(Collected data entries)

----

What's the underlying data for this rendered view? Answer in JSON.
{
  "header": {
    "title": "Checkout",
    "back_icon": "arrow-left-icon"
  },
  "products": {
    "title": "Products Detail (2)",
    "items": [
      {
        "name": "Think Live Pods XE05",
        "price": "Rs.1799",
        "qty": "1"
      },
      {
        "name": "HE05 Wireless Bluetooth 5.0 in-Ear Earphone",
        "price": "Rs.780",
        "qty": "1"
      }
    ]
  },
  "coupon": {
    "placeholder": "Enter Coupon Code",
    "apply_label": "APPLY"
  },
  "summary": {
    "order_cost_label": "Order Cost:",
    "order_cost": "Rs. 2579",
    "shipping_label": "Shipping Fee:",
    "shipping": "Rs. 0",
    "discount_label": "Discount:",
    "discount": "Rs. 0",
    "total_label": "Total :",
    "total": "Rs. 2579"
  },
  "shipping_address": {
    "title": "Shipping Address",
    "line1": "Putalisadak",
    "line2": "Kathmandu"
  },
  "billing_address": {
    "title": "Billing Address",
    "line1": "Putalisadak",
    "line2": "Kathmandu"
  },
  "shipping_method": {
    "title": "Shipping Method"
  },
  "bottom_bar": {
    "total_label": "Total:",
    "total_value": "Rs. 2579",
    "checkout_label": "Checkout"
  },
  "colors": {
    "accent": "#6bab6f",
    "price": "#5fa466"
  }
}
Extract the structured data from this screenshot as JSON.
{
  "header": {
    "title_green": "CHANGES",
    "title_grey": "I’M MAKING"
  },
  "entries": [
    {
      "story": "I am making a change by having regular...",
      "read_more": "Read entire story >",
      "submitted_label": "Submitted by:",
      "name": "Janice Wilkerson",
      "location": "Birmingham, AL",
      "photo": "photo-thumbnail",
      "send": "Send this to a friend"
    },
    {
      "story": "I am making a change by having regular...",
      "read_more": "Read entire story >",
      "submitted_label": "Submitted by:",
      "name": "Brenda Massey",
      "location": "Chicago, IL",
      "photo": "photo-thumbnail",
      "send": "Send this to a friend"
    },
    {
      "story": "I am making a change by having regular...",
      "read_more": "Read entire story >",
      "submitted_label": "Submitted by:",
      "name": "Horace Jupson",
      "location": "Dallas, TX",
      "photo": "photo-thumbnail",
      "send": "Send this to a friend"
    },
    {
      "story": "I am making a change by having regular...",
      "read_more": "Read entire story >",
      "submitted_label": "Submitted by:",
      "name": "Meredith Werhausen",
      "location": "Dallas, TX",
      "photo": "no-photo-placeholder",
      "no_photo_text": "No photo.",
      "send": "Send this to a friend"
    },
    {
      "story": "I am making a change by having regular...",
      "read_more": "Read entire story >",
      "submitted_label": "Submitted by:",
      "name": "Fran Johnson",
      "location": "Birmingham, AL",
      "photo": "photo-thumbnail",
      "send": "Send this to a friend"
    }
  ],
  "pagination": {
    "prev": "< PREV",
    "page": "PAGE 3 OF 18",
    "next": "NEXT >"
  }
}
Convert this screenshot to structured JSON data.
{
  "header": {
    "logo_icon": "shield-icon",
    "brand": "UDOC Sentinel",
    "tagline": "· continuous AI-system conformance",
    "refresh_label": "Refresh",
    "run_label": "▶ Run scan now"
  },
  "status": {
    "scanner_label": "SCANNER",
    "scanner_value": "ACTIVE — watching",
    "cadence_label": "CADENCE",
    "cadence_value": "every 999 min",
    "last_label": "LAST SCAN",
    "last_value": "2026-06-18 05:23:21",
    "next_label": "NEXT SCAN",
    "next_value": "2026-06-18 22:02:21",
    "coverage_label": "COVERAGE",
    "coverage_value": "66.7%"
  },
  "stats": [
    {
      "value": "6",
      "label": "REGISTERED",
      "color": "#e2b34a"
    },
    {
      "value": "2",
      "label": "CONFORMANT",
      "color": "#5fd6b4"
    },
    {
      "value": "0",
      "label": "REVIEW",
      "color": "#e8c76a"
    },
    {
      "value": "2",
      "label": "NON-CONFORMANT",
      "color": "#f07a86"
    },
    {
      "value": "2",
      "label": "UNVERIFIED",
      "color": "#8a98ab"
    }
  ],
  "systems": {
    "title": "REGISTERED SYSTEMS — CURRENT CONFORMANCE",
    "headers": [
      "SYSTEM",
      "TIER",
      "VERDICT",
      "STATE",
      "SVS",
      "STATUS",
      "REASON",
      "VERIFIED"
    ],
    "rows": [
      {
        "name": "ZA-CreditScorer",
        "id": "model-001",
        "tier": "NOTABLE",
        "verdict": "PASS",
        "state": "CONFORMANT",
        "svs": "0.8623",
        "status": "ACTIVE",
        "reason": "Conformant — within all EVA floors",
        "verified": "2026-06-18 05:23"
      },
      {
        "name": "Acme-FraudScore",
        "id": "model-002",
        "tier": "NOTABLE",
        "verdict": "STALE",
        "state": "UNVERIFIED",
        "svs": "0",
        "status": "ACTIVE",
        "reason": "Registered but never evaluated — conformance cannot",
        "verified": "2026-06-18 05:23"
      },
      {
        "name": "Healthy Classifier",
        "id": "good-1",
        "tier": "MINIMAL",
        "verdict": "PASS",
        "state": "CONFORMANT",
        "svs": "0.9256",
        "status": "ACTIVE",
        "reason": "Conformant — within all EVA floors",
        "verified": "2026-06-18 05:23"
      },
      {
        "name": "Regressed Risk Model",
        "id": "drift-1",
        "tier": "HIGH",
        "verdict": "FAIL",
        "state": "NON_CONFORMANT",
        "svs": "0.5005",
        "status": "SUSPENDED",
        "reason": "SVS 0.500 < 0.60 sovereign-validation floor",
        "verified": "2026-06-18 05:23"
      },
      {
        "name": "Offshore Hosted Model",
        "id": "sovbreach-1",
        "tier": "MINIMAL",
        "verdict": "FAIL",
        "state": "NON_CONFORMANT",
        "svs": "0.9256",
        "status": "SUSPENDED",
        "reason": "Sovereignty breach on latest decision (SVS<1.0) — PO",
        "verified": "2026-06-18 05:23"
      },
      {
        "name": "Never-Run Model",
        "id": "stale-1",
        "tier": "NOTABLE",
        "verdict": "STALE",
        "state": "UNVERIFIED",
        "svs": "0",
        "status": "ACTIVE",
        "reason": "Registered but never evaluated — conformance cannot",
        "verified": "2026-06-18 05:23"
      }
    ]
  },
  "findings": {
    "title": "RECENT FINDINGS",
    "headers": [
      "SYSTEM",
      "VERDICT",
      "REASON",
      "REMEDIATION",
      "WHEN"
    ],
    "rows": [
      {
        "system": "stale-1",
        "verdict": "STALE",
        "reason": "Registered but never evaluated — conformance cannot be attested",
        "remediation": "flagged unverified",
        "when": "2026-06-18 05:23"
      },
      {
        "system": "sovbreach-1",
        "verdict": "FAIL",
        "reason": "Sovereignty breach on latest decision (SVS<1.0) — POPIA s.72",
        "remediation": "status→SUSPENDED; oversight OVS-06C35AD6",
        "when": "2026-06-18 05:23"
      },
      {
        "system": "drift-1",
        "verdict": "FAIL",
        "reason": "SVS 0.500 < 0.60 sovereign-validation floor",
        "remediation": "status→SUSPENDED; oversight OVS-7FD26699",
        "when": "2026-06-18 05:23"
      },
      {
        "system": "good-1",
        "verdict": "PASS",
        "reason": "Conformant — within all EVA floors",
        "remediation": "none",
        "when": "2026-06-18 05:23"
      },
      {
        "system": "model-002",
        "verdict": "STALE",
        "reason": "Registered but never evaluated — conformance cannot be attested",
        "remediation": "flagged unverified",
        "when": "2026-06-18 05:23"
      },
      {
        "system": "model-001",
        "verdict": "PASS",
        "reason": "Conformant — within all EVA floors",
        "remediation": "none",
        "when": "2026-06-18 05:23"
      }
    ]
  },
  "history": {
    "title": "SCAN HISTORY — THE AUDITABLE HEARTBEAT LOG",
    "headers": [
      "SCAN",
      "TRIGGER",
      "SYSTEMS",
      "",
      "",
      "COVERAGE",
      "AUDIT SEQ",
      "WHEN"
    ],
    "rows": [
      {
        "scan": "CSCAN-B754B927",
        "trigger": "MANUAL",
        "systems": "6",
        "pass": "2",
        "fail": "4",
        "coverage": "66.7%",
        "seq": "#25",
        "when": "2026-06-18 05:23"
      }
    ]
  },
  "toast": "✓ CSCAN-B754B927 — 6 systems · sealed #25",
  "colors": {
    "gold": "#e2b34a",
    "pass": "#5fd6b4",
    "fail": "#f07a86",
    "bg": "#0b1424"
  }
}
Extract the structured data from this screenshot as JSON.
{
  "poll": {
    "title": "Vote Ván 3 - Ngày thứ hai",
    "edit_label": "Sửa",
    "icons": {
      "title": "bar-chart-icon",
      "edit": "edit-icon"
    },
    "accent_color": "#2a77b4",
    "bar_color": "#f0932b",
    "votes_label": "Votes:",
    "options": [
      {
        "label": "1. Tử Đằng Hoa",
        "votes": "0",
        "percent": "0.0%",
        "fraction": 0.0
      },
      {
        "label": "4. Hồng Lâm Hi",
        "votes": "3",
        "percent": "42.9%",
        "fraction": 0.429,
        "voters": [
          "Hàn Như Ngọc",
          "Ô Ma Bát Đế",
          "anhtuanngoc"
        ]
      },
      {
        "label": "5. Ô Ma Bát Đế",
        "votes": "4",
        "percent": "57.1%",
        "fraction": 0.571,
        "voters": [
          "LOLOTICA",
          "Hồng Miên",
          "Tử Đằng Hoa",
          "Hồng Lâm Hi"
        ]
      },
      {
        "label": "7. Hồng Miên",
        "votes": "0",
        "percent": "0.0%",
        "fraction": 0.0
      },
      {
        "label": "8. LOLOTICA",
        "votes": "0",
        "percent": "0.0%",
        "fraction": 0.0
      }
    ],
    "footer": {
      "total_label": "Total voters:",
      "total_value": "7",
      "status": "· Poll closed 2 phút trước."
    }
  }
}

----

** TASK DESCRIPTION **
Scan the records above for the string "latest", then select every line that holds it.

** WRITTEN SOLUTION **
        "reason": "Sovereignty breach on latest decision (SVS<1.0) — PO",
        "reason": "Sovereignty breach on latest decision (SVS<1.0) — POPIA s.72",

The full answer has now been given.